__RECORDED INFORMATION__:
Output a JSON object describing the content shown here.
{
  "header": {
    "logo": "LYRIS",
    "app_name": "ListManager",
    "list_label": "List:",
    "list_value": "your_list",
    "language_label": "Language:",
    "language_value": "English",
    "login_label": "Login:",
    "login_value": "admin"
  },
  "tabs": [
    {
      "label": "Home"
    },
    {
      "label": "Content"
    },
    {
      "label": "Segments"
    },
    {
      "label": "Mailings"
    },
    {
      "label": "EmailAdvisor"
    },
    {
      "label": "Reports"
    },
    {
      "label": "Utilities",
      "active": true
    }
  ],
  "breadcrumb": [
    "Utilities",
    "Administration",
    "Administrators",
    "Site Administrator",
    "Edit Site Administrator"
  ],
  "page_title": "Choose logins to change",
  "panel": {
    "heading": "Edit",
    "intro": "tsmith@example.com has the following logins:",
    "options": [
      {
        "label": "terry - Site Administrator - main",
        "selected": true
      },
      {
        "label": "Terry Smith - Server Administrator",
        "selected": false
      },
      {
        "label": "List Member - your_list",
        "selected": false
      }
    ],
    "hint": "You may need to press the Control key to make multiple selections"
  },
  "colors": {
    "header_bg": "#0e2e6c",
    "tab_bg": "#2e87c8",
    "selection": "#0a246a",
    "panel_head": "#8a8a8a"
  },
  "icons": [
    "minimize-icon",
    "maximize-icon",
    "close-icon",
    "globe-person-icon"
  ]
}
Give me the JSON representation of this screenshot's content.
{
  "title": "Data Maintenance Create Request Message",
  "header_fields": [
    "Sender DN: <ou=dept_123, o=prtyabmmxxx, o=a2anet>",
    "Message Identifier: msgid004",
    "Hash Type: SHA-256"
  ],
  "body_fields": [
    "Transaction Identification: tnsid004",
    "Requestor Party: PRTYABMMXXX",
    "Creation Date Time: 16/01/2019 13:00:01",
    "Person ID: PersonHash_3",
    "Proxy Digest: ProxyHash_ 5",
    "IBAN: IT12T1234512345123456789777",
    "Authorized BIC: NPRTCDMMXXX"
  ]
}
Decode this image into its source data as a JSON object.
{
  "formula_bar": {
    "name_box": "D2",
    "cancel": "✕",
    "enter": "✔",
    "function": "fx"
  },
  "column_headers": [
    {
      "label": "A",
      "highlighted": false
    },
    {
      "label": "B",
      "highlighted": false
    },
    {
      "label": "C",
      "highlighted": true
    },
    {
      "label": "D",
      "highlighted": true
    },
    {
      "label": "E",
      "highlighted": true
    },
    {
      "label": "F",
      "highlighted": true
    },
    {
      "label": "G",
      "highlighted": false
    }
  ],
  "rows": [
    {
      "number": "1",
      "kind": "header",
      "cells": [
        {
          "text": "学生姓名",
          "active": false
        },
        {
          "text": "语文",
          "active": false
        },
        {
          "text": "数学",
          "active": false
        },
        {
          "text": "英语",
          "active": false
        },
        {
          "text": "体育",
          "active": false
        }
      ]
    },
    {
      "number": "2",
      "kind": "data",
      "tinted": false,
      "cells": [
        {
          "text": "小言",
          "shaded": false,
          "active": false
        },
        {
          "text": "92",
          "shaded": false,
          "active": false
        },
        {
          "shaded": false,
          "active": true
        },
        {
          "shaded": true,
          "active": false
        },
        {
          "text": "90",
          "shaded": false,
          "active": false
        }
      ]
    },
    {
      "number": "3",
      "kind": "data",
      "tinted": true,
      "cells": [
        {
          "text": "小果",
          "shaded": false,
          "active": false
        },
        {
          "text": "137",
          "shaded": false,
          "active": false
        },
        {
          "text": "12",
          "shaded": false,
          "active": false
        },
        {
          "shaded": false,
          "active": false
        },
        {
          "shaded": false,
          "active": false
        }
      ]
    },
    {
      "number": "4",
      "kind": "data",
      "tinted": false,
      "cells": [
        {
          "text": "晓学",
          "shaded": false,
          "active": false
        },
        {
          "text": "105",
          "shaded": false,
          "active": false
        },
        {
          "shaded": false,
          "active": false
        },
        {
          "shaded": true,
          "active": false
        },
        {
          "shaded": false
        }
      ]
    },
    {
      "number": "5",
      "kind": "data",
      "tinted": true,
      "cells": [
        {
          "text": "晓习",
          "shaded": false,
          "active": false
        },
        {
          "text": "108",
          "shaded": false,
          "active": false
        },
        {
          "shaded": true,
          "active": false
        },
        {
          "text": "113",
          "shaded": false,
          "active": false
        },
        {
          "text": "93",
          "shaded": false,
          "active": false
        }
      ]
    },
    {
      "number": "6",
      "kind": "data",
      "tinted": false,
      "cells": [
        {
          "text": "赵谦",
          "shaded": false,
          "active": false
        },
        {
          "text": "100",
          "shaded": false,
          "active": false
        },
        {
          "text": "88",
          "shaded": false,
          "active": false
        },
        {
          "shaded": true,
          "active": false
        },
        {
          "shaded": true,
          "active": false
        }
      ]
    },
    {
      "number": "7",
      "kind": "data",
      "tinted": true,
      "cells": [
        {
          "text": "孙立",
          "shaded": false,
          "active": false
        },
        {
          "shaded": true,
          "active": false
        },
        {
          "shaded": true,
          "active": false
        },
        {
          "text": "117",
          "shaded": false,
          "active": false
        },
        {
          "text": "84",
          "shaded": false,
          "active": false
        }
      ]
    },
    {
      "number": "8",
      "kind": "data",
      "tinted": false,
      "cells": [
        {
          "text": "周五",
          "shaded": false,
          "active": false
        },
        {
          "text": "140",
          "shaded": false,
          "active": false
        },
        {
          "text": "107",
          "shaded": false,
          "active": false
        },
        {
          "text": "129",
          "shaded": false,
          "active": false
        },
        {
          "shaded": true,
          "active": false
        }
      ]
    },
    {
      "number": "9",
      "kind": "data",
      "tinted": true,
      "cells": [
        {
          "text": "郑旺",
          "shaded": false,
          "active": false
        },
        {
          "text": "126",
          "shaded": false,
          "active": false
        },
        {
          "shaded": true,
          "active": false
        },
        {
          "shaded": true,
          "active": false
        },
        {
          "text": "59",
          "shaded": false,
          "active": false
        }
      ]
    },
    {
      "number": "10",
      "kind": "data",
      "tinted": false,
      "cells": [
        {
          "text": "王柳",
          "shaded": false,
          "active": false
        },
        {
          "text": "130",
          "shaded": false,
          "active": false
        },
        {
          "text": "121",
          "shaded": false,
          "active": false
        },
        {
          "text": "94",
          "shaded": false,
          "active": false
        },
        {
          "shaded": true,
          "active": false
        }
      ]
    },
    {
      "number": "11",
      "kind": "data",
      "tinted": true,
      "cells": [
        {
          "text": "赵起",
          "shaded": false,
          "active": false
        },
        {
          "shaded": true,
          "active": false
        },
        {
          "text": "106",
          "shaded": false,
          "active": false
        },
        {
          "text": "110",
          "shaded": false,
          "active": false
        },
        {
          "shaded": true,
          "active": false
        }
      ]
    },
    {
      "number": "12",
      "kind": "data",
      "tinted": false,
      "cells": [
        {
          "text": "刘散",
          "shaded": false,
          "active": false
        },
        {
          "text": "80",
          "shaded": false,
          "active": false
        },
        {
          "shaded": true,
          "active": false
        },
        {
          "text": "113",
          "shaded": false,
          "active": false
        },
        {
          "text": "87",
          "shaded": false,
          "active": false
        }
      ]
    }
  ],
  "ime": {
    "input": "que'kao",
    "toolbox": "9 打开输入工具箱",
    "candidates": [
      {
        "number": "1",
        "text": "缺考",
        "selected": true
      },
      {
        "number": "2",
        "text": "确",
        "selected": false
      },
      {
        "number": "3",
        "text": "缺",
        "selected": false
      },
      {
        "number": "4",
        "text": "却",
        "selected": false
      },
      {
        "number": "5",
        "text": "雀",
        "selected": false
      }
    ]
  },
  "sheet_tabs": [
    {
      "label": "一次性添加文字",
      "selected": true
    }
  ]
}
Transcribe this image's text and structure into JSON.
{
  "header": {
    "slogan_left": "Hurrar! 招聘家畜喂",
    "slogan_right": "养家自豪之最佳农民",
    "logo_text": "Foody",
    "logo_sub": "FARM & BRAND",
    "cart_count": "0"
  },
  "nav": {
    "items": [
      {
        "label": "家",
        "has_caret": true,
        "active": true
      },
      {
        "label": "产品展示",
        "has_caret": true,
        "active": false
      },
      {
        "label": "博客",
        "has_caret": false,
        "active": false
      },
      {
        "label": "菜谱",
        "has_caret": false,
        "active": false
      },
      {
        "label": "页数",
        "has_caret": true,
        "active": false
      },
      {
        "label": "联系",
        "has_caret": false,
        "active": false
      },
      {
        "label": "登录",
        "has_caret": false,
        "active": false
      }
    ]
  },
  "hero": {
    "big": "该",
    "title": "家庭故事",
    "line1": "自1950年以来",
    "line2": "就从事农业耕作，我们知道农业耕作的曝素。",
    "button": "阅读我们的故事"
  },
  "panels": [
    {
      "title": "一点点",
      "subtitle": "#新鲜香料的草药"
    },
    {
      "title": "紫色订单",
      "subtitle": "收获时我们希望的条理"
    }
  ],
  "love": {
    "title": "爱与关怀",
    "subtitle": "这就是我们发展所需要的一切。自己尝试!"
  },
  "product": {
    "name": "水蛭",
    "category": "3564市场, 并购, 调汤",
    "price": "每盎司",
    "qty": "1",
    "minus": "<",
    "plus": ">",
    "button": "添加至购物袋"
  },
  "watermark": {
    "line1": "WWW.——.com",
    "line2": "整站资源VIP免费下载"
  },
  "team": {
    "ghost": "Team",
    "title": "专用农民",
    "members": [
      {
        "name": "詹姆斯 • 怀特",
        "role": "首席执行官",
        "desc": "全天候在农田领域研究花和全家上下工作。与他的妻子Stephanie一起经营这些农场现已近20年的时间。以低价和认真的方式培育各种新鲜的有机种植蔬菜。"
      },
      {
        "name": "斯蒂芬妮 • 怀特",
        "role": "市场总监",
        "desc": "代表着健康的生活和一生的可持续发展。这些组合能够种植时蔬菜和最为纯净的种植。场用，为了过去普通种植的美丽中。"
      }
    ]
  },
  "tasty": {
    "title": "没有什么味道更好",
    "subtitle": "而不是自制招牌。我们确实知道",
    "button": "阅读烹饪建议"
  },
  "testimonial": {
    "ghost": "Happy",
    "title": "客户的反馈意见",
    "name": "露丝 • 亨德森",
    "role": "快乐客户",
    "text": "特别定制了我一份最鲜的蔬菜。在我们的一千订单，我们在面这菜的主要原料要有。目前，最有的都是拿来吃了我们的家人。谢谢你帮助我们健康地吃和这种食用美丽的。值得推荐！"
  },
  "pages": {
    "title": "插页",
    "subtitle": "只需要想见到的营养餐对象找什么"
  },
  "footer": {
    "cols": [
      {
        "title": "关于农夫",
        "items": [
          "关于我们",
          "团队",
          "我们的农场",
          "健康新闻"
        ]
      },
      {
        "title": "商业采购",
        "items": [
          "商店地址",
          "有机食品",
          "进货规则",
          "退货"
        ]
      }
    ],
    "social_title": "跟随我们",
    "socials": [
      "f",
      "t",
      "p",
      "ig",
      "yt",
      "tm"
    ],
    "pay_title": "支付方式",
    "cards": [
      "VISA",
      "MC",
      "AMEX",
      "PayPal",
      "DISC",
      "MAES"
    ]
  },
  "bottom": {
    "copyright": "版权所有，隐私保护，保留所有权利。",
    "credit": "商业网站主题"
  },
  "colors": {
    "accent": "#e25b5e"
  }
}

__WORK TO DO__: Check every line of the data above for the string "JSON", and copy those that have it.

__SOLUTION__:
Output a JSON object describing the content shown here.
Give me the JSON representation of this screenshot's content.
Decode this image into its source data as a JSON object.
Transcribe this image's text and structure into JSON.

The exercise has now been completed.